[Records for this task start]
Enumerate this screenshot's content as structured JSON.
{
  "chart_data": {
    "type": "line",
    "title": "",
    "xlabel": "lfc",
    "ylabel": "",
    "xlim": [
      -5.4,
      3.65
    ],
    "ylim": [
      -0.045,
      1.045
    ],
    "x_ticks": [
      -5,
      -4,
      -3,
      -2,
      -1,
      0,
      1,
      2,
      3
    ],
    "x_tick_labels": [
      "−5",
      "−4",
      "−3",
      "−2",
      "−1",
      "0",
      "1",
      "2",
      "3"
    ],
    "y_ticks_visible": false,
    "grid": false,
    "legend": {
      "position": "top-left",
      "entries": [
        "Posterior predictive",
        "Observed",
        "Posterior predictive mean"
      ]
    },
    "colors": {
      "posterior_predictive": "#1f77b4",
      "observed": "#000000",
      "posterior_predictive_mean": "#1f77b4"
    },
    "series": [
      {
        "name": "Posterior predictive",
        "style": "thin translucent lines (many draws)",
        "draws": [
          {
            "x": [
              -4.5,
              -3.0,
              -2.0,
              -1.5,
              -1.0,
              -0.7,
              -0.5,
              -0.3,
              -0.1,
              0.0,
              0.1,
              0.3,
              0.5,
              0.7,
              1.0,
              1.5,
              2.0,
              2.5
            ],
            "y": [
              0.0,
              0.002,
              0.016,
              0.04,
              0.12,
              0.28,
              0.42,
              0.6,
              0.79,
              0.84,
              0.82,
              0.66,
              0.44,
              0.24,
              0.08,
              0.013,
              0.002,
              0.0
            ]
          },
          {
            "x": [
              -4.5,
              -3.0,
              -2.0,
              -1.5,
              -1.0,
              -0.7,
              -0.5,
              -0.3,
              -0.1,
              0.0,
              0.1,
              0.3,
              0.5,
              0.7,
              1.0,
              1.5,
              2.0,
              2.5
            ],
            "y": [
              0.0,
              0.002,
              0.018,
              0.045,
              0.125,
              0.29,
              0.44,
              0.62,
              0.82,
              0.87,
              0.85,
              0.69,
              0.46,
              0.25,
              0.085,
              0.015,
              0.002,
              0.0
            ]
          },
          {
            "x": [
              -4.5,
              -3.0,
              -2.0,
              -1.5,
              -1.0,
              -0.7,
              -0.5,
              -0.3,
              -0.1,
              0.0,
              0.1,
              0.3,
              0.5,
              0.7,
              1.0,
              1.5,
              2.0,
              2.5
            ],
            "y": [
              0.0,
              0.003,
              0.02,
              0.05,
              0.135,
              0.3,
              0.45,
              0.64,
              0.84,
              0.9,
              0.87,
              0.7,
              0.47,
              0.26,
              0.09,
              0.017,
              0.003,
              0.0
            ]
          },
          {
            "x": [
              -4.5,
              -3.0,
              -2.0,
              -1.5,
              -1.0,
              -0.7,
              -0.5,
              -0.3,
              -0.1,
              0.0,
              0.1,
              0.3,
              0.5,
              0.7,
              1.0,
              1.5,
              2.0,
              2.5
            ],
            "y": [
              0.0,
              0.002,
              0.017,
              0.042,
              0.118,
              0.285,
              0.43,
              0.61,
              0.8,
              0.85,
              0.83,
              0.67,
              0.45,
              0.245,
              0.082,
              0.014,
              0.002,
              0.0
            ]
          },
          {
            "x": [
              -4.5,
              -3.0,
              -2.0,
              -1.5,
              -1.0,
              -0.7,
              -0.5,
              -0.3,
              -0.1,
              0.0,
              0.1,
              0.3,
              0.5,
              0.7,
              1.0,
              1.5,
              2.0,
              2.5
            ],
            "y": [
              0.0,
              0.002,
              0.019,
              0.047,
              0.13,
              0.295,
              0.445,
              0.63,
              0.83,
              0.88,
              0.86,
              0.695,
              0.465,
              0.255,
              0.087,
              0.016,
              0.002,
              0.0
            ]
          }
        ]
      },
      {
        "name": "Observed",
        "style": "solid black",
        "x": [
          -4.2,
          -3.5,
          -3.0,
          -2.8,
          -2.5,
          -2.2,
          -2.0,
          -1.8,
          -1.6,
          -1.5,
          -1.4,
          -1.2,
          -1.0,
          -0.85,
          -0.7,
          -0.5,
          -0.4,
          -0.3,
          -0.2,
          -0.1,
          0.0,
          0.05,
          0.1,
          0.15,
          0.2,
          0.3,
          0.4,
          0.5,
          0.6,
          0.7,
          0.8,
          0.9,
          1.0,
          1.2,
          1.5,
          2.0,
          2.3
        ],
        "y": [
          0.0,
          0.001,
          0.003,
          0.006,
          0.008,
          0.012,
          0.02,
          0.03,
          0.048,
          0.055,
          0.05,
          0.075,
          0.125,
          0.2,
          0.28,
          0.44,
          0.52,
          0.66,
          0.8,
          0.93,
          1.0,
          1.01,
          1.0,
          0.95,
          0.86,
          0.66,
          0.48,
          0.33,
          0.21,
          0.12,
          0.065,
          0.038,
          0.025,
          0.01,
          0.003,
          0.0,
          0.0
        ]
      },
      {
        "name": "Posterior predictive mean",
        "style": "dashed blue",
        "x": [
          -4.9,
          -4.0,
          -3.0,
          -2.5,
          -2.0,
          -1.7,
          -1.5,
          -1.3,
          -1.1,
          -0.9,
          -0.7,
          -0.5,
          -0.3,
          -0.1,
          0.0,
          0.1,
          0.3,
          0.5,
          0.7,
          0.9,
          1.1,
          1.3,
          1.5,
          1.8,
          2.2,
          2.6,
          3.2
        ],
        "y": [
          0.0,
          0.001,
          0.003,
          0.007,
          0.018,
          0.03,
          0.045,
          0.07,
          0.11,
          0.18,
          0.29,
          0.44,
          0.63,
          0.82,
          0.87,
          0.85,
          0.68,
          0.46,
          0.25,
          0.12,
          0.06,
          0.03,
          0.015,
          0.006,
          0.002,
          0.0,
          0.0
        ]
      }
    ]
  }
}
[Records for this task end]
**What needs to be done:** Count the lines above that contain the word "draws", and reply with only that number.

**Task result:** 2